**Input data**
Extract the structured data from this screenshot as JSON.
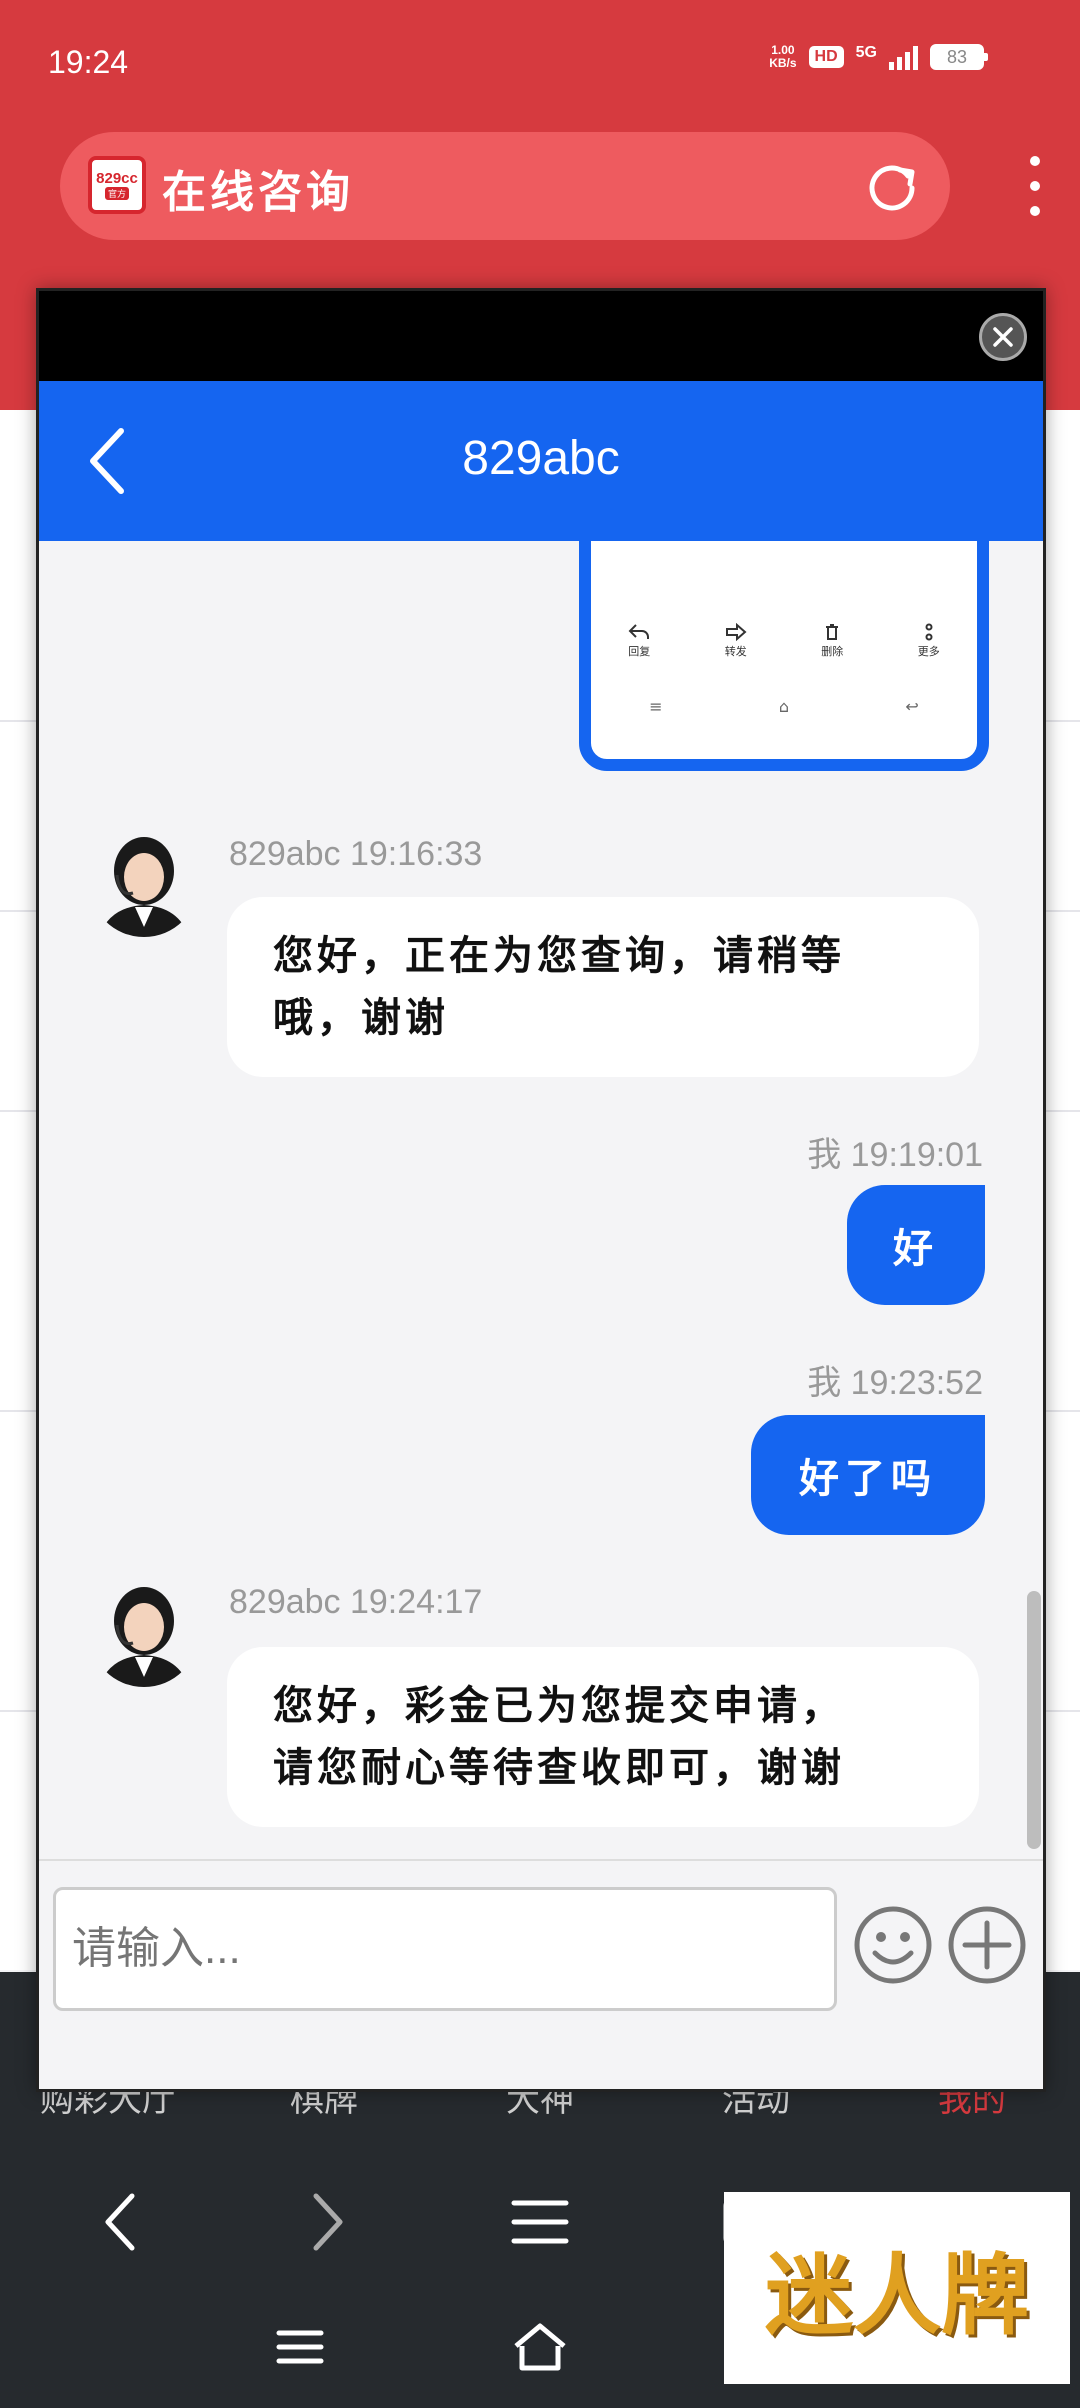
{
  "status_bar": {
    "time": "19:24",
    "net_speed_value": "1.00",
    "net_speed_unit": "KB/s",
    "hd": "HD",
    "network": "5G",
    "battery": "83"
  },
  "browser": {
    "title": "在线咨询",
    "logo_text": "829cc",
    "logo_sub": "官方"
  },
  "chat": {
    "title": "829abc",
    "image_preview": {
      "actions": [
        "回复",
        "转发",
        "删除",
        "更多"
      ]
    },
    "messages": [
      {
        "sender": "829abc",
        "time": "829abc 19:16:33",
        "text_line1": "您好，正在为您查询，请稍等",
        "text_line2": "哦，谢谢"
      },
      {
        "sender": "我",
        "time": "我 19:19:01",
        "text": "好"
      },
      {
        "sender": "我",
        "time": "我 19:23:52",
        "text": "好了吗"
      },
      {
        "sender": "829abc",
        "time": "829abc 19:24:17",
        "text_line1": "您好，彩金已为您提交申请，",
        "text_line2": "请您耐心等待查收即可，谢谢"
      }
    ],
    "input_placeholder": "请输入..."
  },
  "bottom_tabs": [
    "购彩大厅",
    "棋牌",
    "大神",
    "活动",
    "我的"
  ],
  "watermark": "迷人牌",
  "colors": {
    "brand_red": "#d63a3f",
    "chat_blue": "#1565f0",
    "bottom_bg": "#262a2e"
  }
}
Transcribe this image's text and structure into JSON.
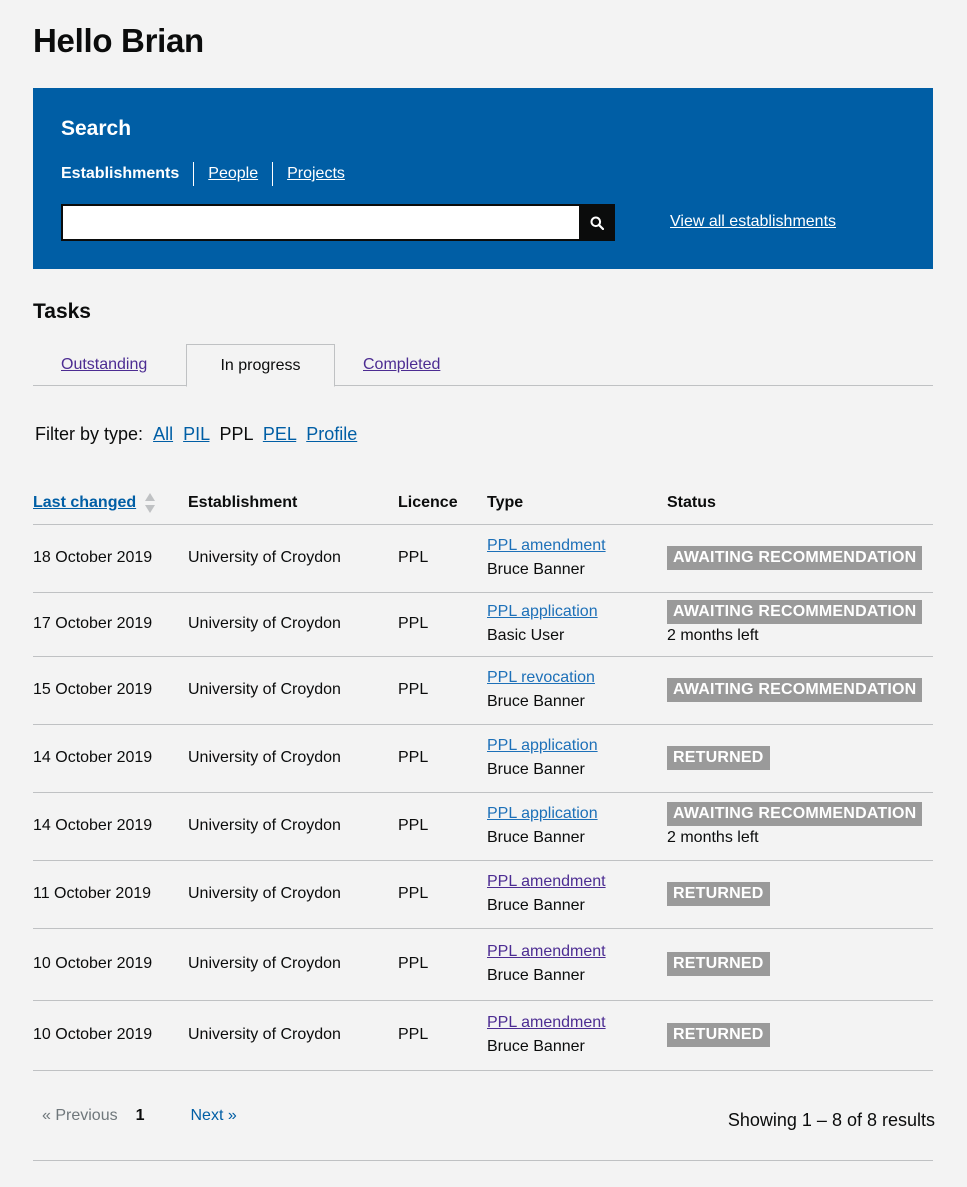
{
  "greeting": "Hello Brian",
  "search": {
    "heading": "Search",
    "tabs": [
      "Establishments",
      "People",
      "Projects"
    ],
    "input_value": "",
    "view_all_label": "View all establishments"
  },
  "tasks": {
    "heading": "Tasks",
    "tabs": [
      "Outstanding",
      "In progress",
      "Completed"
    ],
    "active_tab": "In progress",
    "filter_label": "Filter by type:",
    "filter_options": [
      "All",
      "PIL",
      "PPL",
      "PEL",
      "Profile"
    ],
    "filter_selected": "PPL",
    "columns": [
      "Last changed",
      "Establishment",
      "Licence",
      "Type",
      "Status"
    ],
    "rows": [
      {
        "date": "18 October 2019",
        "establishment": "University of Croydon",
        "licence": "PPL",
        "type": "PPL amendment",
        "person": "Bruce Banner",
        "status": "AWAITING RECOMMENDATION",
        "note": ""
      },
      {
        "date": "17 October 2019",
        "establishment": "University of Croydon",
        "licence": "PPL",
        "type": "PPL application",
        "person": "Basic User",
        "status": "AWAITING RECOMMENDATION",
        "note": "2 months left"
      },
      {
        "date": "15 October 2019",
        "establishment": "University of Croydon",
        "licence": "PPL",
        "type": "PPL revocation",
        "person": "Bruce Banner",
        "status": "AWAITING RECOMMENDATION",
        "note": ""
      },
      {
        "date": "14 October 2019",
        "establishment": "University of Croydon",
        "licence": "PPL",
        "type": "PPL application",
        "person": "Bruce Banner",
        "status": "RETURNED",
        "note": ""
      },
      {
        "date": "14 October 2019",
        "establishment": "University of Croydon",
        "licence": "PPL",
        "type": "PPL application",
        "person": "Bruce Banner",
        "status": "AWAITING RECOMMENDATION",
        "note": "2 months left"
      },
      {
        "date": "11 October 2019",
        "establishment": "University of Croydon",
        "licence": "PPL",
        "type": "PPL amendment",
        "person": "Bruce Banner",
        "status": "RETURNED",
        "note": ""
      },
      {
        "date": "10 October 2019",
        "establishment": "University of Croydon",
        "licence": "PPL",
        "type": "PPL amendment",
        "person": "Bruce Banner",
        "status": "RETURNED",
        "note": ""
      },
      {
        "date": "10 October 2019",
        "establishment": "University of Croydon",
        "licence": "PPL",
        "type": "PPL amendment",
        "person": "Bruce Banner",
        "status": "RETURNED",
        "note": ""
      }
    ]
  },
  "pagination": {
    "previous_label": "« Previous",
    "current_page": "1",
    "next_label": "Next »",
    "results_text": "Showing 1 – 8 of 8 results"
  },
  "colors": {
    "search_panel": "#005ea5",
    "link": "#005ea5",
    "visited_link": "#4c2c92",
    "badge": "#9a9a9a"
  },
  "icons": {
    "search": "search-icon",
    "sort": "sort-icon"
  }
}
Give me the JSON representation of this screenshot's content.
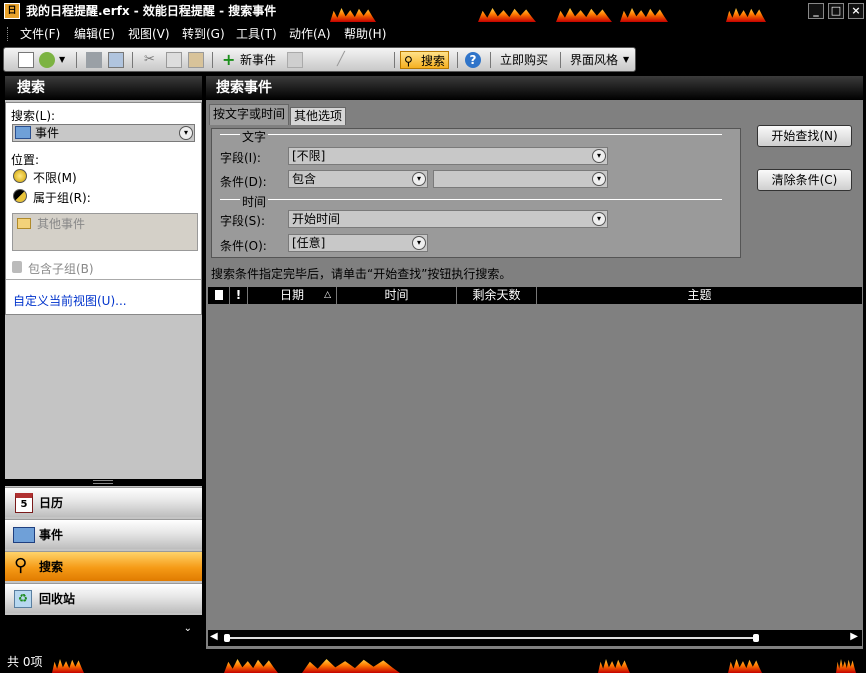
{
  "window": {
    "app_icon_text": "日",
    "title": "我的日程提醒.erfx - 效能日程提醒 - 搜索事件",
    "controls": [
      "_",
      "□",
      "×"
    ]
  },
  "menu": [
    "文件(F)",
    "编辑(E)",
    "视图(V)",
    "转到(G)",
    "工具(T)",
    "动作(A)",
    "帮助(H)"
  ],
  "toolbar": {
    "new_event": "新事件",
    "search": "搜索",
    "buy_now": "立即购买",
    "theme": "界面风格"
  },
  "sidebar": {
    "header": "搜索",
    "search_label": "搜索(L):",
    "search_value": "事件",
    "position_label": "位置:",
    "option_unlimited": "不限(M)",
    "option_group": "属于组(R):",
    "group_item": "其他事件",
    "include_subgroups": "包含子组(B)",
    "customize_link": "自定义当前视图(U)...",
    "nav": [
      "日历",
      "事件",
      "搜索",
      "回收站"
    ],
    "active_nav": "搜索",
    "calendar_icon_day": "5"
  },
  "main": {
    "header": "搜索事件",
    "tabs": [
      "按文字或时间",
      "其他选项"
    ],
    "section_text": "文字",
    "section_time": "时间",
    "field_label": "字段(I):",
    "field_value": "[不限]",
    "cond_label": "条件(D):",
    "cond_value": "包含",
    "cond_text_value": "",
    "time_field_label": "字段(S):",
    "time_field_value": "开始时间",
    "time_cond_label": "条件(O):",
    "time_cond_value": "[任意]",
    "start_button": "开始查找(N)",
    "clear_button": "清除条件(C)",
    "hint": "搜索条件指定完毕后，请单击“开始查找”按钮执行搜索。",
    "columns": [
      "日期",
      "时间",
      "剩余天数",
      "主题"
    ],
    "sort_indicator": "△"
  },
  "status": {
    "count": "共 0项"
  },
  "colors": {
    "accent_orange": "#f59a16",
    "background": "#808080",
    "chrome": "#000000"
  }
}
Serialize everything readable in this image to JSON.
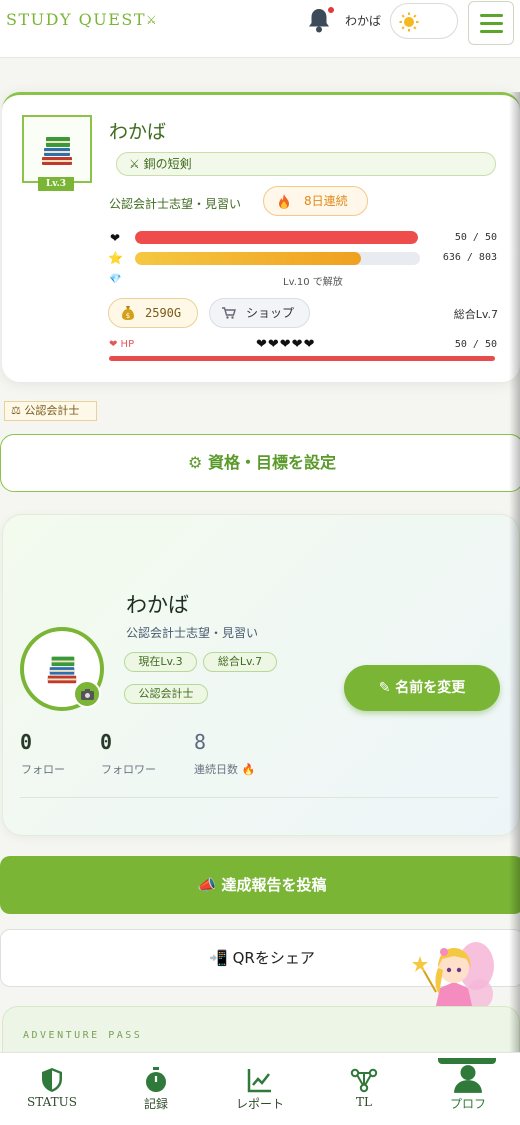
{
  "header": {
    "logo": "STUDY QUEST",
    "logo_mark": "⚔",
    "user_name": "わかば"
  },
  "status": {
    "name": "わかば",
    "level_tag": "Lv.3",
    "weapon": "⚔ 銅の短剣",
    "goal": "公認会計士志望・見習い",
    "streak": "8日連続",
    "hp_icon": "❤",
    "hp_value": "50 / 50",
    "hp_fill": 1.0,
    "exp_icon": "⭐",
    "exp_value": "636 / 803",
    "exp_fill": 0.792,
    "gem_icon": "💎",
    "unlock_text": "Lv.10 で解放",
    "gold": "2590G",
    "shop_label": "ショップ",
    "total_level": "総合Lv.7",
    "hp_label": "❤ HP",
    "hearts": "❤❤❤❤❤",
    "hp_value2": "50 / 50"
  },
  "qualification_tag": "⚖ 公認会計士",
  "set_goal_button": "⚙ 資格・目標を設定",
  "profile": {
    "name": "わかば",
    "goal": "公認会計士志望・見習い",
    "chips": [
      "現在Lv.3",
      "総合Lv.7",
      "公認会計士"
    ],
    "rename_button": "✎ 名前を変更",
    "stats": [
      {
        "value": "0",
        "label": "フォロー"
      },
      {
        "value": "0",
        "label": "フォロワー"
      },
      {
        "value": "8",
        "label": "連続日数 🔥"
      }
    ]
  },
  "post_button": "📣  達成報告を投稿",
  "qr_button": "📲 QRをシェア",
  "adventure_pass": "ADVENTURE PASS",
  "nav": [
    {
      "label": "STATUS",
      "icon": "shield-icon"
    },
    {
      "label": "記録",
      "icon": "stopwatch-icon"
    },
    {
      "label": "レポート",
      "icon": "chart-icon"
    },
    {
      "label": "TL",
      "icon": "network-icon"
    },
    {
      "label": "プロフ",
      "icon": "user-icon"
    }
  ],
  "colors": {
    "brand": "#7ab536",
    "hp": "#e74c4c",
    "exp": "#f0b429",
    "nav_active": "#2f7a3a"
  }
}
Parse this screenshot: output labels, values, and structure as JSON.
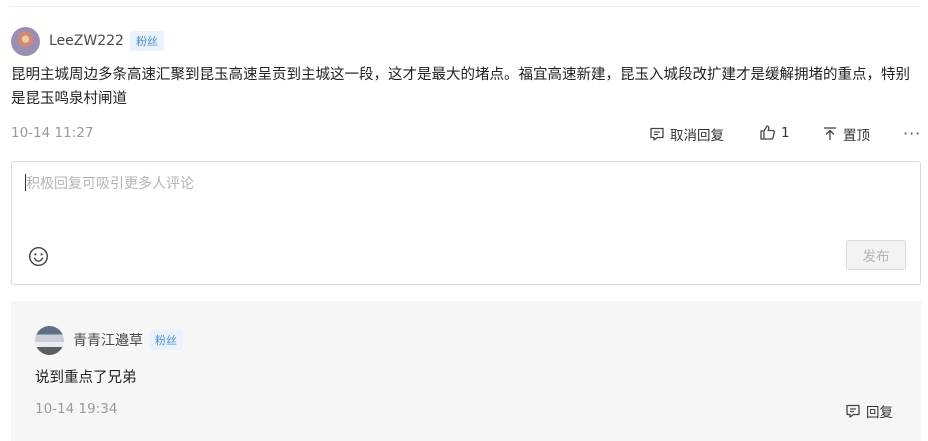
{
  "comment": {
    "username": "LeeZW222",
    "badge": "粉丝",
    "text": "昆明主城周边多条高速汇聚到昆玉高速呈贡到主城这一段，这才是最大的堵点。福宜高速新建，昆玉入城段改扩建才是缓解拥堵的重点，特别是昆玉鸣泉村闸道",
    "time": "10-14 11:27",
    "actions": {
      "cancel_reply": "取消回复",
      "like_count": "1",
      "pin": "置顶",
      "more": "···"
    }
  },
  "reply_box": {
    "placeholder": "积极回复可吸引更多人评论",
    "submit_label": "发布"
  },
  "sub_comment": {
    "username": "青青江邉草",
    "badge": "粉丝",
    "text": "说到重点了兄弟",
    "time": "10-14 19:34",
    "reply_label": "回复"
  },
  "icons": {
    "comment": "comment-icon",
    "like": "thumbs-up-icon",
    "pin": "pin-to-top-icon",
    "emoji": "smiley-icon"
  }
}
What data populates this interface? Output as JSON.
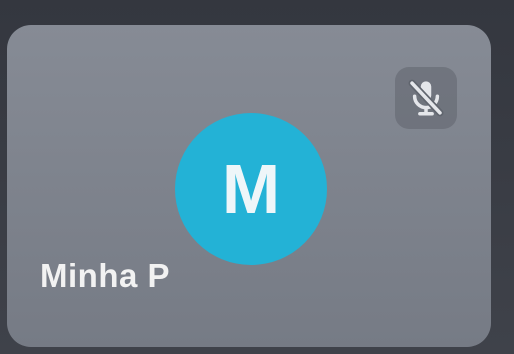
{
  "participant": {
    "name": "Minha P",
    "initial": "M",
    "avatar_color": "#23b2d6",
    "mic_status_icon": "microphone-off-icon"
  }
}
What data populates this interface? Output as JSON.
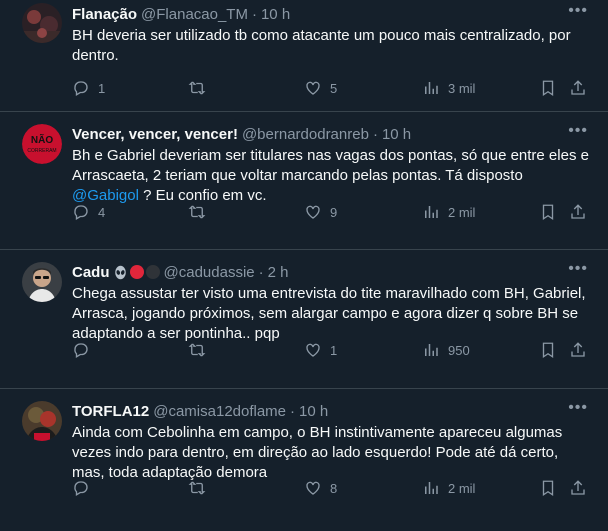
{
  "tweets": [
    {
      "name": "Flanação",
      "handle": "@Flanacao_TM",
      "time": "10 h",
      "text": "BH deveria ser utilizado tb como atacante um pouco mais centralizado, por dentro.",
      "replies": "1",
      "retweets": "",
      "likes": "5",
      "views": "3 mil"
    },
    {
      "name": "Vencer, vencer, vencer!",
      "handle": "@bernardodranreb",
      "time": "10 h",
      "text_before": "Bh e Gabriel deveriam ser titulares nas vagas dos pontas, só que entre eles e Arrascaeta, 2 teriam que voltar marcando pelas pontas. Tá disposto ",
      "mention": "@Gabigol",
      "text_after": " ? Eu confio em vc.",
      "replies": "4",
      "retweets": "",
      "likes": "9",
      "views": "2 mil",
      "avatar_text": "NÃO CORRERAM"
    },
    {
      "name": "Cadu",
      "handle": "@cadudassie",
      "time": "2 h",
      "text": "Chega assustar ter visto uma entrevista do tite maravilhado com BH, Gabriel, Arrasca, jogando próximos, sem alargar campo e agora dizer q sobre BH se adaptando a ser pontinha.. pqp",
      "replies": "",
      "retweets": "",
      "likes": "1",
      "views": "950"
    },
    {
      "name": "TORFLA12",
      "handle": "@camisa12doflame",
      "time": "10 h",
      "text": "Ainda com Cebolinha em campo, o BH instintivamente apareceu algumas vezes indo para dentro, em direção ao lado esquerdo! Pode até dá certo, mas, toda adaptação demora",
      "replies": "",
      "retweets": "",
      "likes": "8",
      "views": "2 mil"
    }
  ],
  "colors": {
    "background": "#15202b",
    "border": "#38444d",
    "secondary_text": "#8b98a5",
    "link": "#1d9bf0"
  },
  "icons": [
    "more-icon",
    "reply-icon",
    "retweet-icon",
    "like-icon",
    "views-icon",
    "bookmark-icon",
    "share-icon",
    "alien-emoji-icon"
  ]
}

**Exercise requirements**
How many of the lines above hold "replies"? Answer with only the number.

**Finished answer**
4